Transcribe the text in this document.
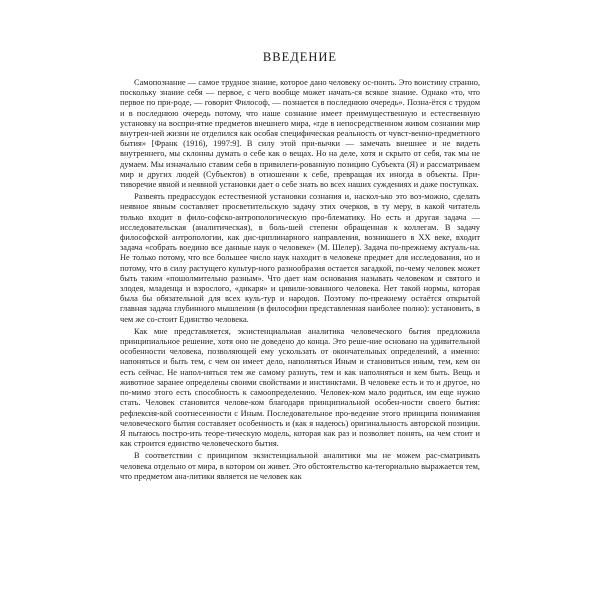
ВВЕДЕНИЕ

Самопознание — самое трудное знание, которое дано человеку ос-понть. Это воистину странно, поскольку знание себя — первое, с чего вообще может начать-ся всякое знание. Однако «то, что первое по при-роде, — говорит Философ, — познается в последнюю очередь». Позна-ётся с трудом и в последнюю очередь потому, что наше сознание имеет преимущественную и естественную установку на воспри-ятие предметов внешнего мира, «где в непосредственном живом сознании мир внутрен-ней жизни не отделился как особая специфическая реальность от чувст-венно-предметного бытия» [Франк (1916), 1997:9]. В силу этой при-вычки — замечать внешнее и не видеть внутреннего, мы склонны думать о себе как о вещах. Но на деле, хотя и скрыто от себя, так мы не думаем. Мы изначально ставим себя в привилеги-рованную позицию Субъекта (Я) и рассматриваем мир и других людей (Субъектов) в отношении к себе, превращая их иногда в объекты. При-тиворечие явной и неявной установки дает о себе знать во всех наших суждениях и даже поступках.

Развеять предрассудок естественной установки сознания и, наскол-ько это воз-можно, сделать неявное явным составляет просветительскую задачу этих очерков, в ту меру, в какой читатель только входит в фило-софско-антропологическую про-блематику. Но есть и другая задача — исследовательская (аналитическая), в боль-шей степени обращенная к коллегам. В задачу философской антропологии, как дис-циплинарного направления, возникшего в XX веке, входит задача «собрать воедино все данные наук о человеке» (М. Шелер). Задача по-прежнему актуаль-на. Не только потому, что все большее число наук находит в человеке предмет для исследования, но и потому, что в силу растущего культур-ного разнообразия остается загадкой, по-чему человек может быть таким «пошолмительно разным». Что дает нам основания называть человеком и святого и злодея, младенца и взрослого, «дикаря» и цивили-зованного человека. Нет такой нормы, которая была бы обязательной для всех куль-тур и народов. Поэтому по-прежнему остаётся открытой главная задача глубинного мышления (в философии представленная наиболее полно): установить, в чем же со-стоит Единство человека.

Как мне представляется, экзистенциальная аналитика человеческого бытия предложила принципиальное решение, хотя оно не доведено до конца. Это реше-ние основано на удивительной особенности человека, позволяющей ему ускользать от окончательных определений, а именно: напоняться и быть тем, с чем он имеет дело, наполняться Иным и становиться иным, тем, кем он есть сейчас. Не напол-няться тем же самому разнуть, тем и как наполняться и кем быть. Вещь и животное заранее определены своими свойствами и инстинктами. В человеке есть и то и другое, но по-мимо этого есть способность к самоопределению. Человек-ком мало родиться, им еще нужно стать. Человек становится челове-ком благодаря принципиальной особен-ности своего бытия: рефлексия-кой соотнесенности с Иным. Последовательное про-ведение этого принципа понимания человеческого бытия составляет особенность и (как я надеюсь) оригинальность авторской позиции. Я пытаюсь постро-ить теоре-тическую модель, которая как раз и позволяет понять, на чем стоит и как строится единство человеческого бытия.

В соответствии с принципом экзистенциальной аналитики мы не можем рас-сматривать человека отдельно от мира, в котором он живет. Это обстоятельство ка-тегориально выражается тем, что предметом ана-литики является не человек как
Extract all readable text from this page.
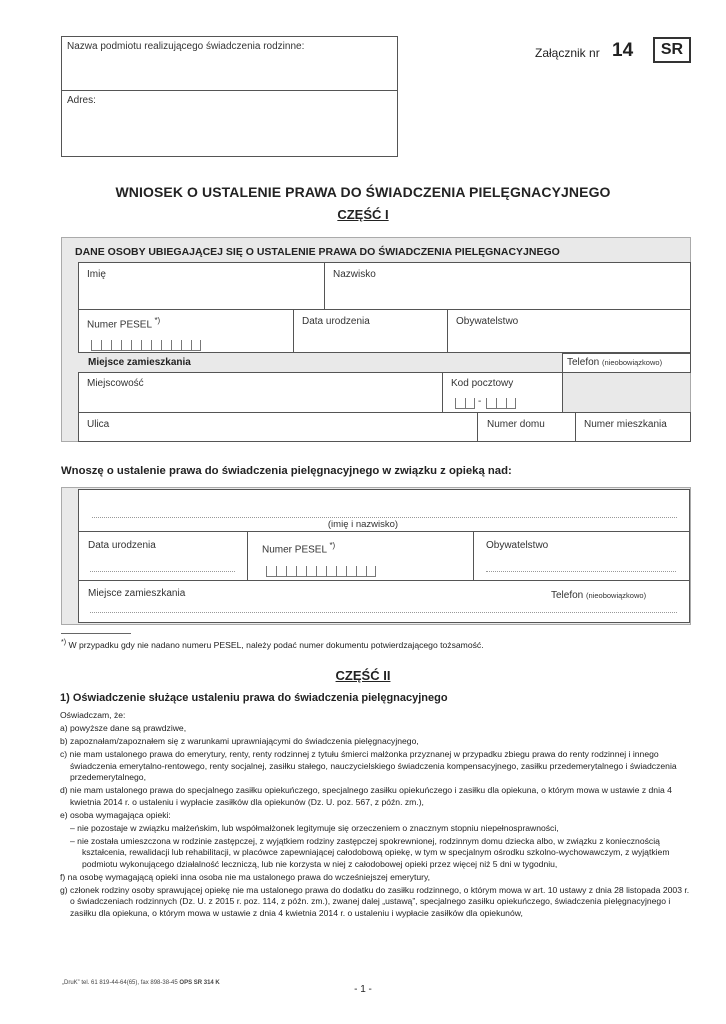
Nazwa podmiotu realizującego świadczenia rodzinne:
Adres:
Załącznik nr 14	SR
WNIOSEK O USTALENIE PRAWA DO ŚWIADCZENIA PIELĘGNACYJNEGO
CZĘŚĆ I
DANE OSOBY UBIEGAJĄCEJ SIĘ O USTALENIE PRAWA DO ŚWIADCZENIA PIELĘGNACYJNEGO
Imię	Nazwisko
Numer PESEL *)	Data urodzenia	Obywatelstwo
Miejsce zamieszkania	Telefon (nieobowiązkowo)
Miejscowość	Kod pocztowy
-
Ulica	Numer domu	Numer mieszkania
Wnoszę o ustalenie prawa do świadczenia pielęgnacyjnego w związku z opieką nad:
(imię i nazwisko)
Data urodzenia	Numer PESEL *)	Obywatelstwo
Miejsce zamieszkania	Telefon (nieobowiązkowo)
*) W przypadku gdy nie nadano numeru PESEL, należy podać numer dokumentu potwierdzającego tożsamość.
CZĘŚĆ II
1) Oświadczenie służące ustaleniu prawa do świadczenia pielęgnacyjnego

Oświadczam, że:

a) powyższe dane są prawdziwe,

b) zapoznałam/zapoznałem się z warunkami uprawniającymi do świadczenia pielęgnacyjnego,

c) nie mam ustalonego prawa do emerytury, renty, renty rodzinnej z tytułu śmierci małżonka przyznanej w przypadku zbiegu prawa do renty rodzinnej i innego świadczenia emerytalno-rentowego, renty socjalnej, zasiłku stałego, nauczycielskiego świadczenia kompensacyjnego, zasiłku przedemerytalnego i świadczenia przedemerytalnego,

d) nie mam ustalonego prawa do specjalnego zasiłku opiekuńczego, specjalnego zasiłku opiekuńczego i zasiłku dla opiekuna, o którym mowa w ustawie z dnia 4 kwietnia 2014 r. o ustaleniu i wypłacie zasiłków dla opiekunów (Dz. U. poz. 567, z późn. zm.),

e) osoba wymagająca opieki:

– nie pozostaje w związku małżeńskim, lub współmałżonek legitymuje się orzeczeniem o znacznym stopniu niepełnosprawności,

– nie została umieszczona w rodzinie zastępczej, z wyjątkiem rodziny zastępczej spokrewnionej, rodzinnym domu dziecka albo, w związku z koniecznością kształcenia, rewalidacji lub rehabilitacji, w placówce zapewniającej całodobową opiekę, w tym w specjalnym ośrodku szkolno-wychowawczym, z wyjątkiem podmiotu wykonującego działalność leczniczą, lub nie korzysta w niej z całodobowej opieki przez więcej niż 5 dni w tygodniu,

f) na osobę wymagającą opieki inna osoba nie ma ustalonego prawa do wcześniejszej emerytury,

g) członek rodziny osoby sprawującej opiekę nie ma ustalonego prawa do dodatku do zasiłku rodzinnego, o którym mowa w art. 10 ustawy z dnia 28 listopada 2003 r. o świadczeniach rodzinnych (Dz. U. z 2015 r. poz. 114, z późn. zm.), zwanej dalej „ustawą”, specjalnego zasiłku opiekuńczego, świadczenia pielęgnacyjnego i zasiłku dla opiekuna, o którym mowa w ustawie z dnia 4 kwietnia 2014 r. o ustaleniu i wypłacie zasiłków dla opiekunów,

„DruK” tel. 61 819-44-64(65), fax 898-38-45 OPS SR 314 K
- 1 -
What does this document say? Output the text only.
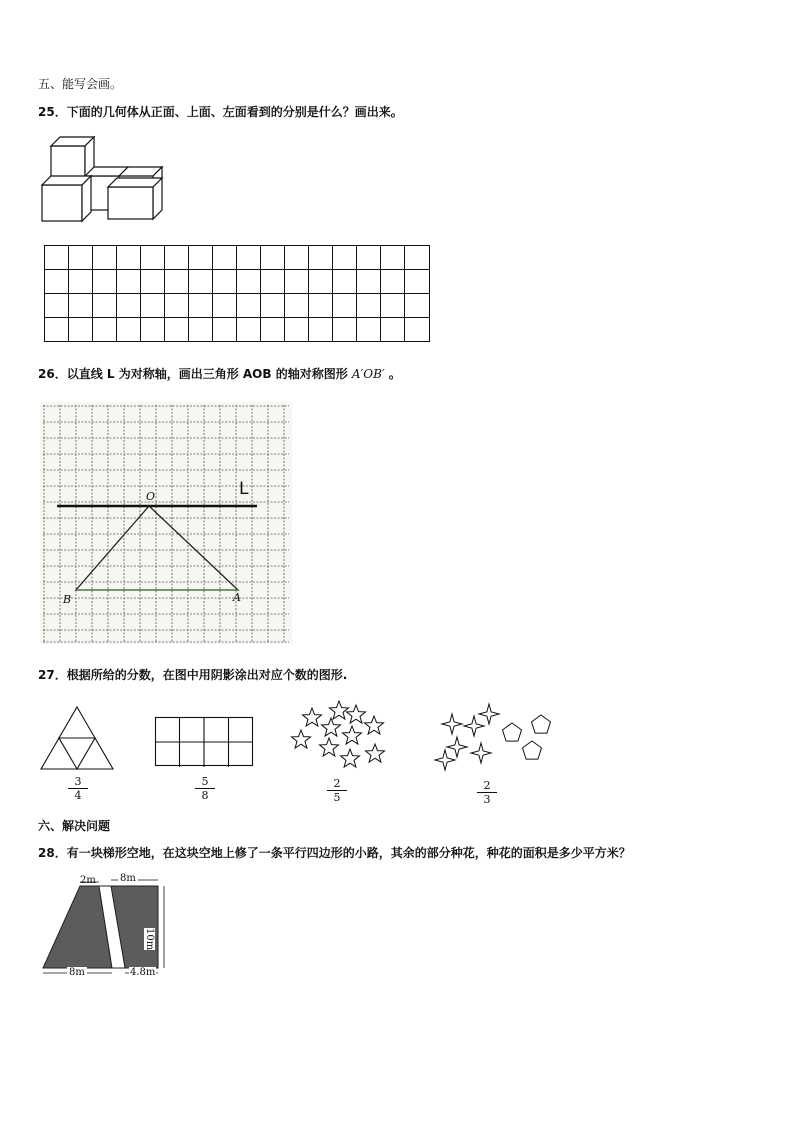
五、能写会画。
25．下面的几何体从正面、上面、左面看到的分别是什么？画出来。
26．以直线 L 为对称轴，画出三角形 AOB 的轴对称图形 A′OB′ 。
L
O
A
B
27．根据所给的分数，在图中用阴影涂出对应个数的图形.
$\frac{3}{4}$	$\frac{5}{8}$	$\frac{2}{5}$	$\frac{2}{3}$
六、解决问题
28．有一块梯形空地，在这块空地上修了一条平行四边形的小路，其余的部分种花，种花的面积是多少平方米？
2m 8m
10m
8m	4.8m
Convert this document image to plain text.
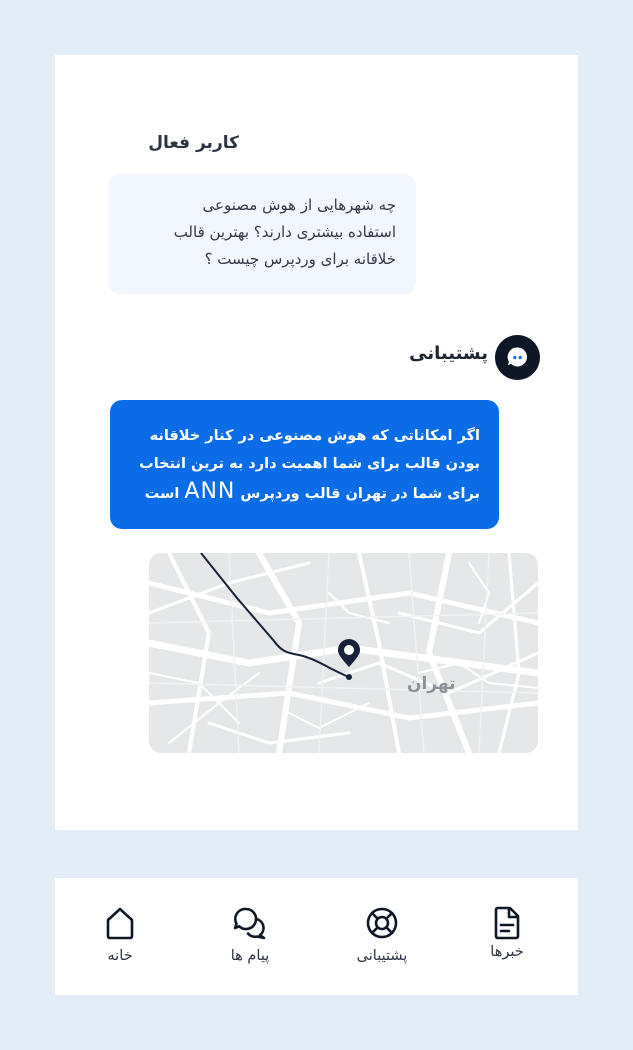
کاربر فعال
چه شهرهایی از هوش مصنوعی
استفاده بیشتری دارند؟ بهترین قالب
خلاقانه برای وردپرس چیست ؟
پشتیبانی
اگر امکاناتی که هوش مصنوعی در کنار خلاقانه
بودن قالب برای شما اهمیت دارد به ترین انتخاب
برای شما در تهران قالب وردپرس ANN است
تهران
خانه	پیام ها	پشتیبانی	خبرها
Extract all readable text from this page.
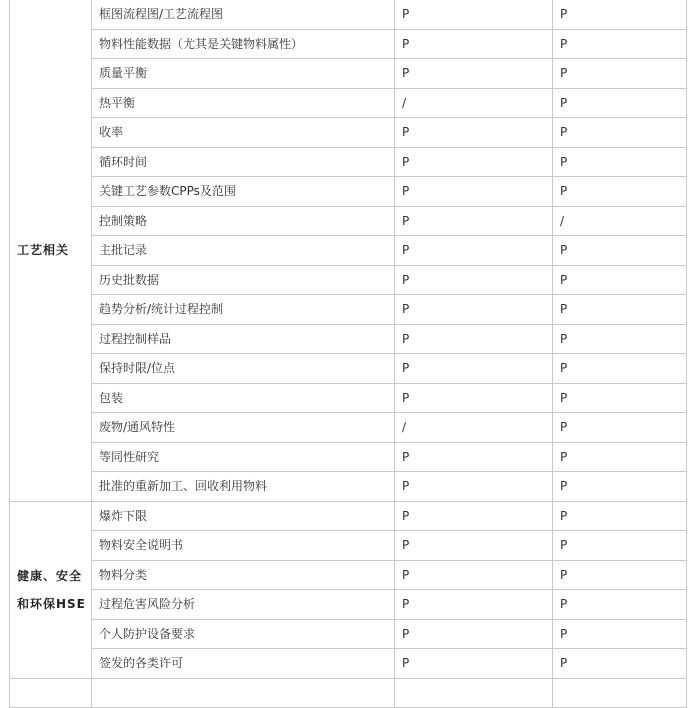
工艺相关	框图流程图/工艺流程图	P	P
	物料性能数据（尤其是关键物料属性）	P	P
	质量平衡	P	P
	热平衡	/	P
	收率	P	P
	循环时间	P	P
	关键工艺参数CPPs及范围	P	P
	控制策略	P	/
	主批记录	P	P
	历史批数据	P	P
	趋势分析/统计过程控制	P	P
	过程控制样品	P	P
	保持时限/位点	P	P
	包装	P	P
	废物/通风特性	/	P
	等同性研究	P	P
	批准的重新加工、回收利用物料	P	P

健康、安全和环保HSE	爆炸下限	P	P
	物料安全说明书	P	P
	物料分类	P	P
	过程危害风险分析	P	P
	个人防护设备要求	P	P
	签发的各类许可	P	P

━━━━━━━━━━━━━━━━

EXERCISE:
State how many lines of the listing include "قالب", and nothing more.

ANSWER IN FULL:
3